> To do
- a) In the Minimalism assignment, update the passage between "From the exhibition, I" and "shape her work.", inclusive, by replacing "canvas" with "support".
- b) Name every artist the Minimalism assignment mentions.

> Source text
+ + + + + + +

Week Four Assignment – National Gallery :: Minimalism

By paring artworks down to their most essential elements, Minimalist artists intended to 
strip away individual expression and artistic decision-making and create a direct,
unmediated encounter between the viewer and the art object in a specific space and time.

Artist :: Lynda Benglis

From the exhibition, I think there were many works that were interesting – for example, I really liked “Cloud Canyons No. 24” by David Medalla, and also “Void” by Anish Kapoor. However, I felt that the meanings behind Lynda Benglis’ works are more relatable towards the essence of “Minimalism”. Maybe because her works lean towards abstract expressionism – focusing on the use of the medium, just like Abstract artist Jackson Pollock. For example, in some of her works, she eliminates the conventional use of any form of canvas and poured paint onto the floor, allowing the walls and corners to shape her work.

“I just wanted to go beyond, and create something that was visually more. I was interested in excess, buoyancy, weight, gesture of material. It was very different from abstract expressionism.”

+ + + + + + +

> Records provided
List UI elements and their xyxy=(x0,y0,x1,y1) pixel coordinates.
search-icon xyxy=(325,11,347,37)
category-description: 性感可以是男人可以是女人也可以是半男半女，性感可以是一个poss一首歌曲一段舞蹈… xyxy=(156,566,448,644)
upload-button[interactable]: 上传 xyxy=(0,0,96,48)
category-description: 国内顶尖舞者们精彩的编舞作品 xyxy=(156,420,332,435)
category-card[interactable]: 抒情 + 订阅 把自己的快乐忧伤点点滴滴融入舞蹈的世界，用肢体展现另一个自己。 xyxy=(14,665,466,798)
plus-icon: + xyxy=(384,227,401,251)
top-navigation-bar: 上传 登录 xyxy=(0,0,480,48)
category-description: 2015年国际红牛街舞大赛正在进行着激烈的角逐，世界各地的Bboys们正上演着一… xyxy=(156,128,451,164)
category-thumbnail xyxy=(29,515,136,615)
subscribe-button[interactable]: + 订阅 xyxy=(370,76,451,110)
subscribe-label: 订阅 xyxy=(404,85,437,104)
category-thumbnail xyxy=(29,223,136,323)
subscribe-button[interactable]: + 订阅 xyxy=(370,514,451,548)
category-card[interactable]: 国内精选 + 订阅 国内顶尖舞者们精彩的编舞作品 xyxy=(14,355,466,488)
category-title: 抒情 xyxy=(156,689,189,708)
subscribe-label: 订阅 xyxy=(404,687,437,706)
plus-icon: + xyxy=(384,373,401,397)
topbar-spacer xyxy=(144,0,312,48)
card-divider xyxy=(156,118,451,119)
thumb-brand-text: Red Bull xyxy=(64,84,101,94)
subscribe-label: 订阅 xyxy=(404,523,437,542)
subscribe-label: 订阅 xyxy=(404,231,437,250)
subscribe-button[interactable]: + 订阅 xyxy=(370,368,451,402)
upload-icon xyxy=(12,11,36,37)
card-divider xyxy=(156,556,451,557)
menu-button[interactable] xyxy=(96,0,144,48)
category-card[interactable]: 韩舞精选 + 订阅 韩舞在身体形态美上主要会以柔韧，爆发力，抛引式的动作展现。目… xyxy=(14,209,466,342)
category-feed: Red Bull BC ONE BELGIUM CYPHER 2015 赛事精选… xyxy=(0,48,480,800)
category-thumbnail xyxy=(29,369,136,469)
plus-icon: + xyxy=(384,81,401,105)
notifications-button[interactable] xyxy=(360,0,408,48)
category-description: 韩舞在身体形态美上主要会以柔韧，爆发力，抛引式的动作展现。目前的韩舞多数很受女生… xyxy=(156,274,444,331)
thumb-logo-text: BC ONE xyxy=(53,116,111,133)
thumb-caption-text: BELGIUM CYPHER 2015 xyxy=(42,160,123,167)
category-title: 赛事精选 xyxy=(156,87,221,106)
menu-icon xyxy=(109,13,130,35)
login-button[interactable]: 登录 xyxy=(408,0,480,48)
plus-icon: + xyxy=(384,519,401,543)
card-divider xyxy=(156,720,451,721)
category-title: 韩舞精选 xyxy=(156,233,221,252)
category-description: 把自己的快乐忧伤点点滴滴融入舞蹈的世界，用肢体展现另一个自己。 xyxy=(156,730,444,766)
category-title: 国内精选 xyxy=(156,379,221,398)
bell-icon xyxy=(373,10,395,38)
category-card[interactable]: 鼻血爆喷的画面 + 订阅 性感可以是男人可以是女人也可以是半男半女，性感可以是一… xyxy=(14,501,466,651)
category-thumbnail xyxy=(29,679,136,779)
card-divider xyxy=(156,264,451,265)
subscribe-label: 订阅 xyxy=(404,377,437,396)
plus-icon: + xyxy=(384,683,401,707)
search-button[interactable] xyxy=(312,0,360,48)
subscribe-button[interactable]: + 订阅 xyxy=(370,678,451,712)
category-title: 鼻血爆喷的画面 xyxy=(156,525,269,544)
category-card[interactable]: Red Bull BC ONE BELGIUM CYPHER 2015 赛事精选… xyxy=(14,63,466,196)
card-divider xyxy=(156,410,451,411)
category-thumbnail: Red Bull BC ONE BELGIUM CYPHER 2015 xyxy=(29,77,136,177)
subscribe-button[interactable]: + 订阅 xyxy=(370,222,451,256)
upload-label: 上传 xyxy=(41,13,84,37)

+ + + + + + +

> Answers for the tasks
- a)
From the exhibition, I think there were many works that were interesting – for example, I really liked “Cloud Canyons No. 24” by David Medalla, and also “Void” by Anish Kapoor. However, I felt that the meanings behind Lynda Benglis’ works are more relatable towards the essence of “Minimalism”. Maybe because her works lean towards abstract expressionism – focusing on the use of the medium, just like Abstract artist Jackson Pollock. For example, in some of her works, she eliminates the conventional use of any form of support and poured paint onto the floor, allowing the walls and corners to shape her work.

- b)
Lynda Benglis
David Medalla
Anish Kapoor
Jackson Pollock